*Written exercise*. Gather each line in the entries that includes the string "приобретение".

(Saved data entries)

--------

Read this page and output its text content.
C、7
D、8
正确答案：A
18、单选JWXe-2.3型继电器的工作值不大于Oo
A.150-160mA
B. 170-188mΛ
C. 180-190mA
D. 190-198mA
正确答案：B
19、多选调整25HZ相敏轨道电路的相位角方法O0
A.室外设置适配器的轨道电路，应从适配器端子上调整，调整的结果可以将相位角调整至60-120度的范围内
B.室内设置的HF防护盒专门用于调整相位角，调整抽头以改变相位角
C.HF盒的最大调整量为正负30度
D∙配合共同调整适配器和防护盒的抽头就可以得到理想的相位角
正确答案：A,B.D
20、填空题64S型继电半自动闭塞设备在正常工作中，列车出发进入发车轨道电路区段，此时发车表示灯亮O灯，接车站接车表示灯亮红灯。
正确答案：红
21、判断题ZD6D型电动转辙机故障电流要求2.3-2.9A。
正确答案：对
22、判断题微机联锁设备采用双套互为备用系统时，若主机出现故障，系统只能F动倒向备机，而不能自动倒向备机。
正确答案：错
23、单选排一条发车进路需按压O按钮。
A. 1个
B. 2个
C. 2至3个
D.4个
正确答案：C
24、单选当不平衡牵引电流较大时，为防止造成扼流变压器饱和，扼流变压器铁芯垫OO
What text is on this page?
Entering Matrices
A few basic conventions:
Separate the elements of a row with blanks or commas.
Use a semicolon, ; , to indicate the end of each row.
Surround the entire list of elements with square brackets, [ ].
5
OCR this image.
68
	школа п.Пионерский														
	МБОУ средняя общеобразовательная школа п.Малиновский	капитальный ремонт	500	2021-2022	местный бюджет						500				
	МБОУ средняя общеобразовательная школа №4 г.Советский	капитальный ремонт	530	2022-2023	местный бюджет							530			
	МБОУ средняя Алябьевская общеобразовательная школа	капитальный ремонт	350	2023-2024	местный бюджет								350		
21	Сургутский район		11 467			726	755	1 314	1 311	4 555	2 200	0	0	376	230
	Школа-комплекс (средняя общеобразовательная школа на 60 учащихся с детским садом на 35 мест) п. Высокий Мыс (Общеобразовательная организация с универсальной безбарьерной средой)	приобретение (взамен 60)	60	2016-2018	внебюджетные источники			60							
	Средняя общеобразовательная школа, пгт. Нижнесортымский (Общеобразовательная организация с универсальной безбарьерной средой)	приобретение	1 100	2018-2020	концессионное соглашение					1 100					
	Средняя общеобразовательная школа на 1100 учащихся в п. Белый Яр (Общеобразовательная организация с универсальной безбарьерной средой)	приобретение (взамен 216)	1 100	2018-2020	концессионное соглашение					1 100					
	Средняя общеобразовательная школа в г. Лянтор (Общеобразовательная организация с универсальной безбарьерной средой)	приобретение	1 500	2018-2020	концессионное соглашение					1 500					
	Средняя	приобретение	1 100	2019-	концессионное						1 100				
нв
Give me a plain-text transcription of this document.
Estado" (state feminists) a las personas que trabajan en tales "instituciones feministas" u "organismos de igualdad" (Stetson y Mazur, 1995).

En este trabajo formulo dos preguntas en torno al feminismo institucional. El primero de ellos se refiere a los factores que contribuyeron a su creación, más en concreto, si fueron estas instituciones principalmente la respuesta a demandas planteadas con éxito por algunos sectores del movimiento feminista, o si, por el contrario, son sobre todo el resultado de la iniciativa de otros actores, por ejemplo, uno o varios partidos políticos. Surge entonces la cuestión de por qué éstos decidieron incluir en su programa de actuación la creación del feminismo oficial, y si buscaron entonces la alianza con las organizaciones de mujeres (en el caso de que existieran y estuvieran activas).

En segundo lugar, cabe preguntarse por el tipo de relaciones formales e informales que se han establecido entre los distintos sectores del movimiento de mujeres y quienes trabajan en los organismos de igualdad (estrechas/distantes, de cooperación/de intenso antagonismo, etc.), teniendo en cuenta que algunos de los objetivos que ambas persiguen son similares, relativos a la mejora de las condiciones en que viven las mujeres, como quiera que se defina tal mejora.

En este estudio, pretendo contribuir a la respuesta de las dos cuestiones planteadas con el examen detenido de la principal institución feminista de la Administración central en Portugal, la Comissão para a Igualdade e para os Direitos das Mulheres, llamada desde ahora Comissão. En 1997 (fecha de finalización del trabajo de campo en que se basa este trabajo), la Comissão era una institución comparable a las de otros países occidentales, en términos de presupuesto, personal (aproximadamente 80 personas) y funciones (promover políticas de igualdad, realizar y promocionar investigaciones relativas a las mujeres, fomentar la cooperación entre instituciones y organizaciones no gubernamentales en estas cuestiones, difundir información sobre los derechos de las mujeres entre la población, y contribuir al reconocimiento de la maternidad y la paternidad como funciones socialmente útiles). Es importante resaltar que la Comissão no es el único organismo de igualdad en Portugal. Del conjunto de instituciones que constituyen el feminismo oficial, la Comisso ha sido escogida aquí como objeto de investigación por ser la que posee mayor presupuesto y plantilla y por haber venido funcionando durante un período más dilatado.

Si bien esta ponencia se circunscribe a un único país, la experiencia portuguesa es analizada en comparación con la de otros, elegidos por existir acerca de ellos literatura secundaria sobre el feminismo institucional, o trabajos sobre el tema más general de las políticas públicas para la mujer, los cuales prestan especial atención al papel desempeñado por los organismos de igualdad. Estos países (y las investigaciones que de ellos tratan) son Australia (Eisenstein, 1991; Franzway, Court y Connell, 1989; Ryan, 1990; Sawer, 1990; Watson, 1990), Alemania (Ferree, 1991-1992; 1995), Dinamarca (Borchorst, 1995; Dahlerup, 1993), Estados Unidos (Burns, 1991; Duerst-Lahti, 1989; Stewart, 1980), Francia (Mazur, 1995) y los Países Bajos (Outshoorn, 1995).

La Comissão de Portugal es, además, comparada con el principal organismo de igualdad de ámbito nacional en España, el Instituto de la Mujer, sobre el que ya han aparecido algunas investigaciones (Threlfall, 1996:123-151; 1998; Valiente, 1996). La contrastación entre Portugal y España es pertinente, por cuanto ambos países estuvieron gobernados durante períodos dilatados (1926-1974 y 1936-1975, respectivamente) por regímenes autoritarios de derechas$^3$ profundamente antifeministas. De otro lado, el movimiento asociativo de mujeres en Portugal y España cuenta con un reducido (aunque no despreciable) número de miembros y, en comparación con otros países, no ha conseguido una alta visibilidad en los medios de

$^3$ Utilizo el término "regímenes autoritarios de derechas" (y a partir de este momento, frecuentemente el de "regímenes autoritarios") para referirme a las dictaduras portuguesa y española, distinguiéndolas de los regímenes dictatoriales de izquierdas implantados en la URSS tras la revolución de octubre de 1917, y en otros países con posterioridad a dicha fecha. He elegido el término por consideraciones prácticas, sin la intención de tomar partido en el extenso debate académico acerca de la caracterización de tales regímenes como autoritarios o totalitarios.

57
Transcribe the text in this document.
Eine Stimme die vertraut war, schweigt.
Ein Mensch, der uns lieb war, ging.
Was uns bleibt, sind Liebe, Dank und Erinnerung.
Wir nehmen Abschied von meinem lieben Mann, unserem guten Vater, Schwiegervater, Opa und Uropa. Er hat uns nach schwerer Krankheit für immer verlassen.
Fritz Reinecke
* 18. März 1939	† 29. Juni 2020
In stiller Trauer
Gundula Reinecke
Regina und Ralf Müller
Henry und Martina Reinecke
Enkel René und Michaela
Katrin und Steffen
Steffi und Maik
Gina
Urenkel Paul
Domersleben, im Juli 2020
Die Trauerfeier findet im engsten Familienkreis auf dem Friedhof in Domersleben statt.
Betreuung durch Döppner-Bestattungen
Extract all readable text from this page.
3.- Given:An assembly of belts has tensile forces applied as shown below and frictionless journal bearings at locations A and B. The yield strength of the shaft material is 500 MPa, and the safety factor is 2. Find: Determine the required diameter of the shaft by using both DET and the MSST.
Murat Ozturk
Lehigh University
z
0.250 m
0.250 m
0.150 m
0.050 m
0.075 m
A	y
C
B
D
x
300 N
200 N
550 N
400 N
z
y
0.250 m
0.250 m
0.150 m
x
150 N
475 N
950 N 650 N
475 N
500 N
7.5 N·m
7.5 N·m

--------

*Result*.
	Школа-комплекс (средняя общеобразовательная школа на 60 учащихся с детским садом на 35 мест) п. Высокий Мыс (Общеобразовательная организация с универсальной безбарьерной средой)	приобретение (взамен 60)	60	2016-2018	внебюджетные источники			60							
	Средняя общеобразовательная школа, пгт. Нижнесортымский (Общеобразовательная организация с универсальной безбарьерной средой)	приобретение	1 100	2018-2020	концессионное соглашение					1 100					
	Средняя общеобразовательная школа на 1100 учащихся в п. Белый Яр (Общеобразовательная организация с универсальной безбарьерной средой)	приобретение (взамен 216)	1 100	2018-2020	концессионное соглашение					1 100					
	Средняя общеобразовательная школа в г. Лянтор (Общеобразовательная организация с универсальной безбарьерной средой)	приобретение	1 500	2018-2020	концессионное соглашение					1 500					
	Средняя	приобретение	1 100	2019-	концессионное						1 100				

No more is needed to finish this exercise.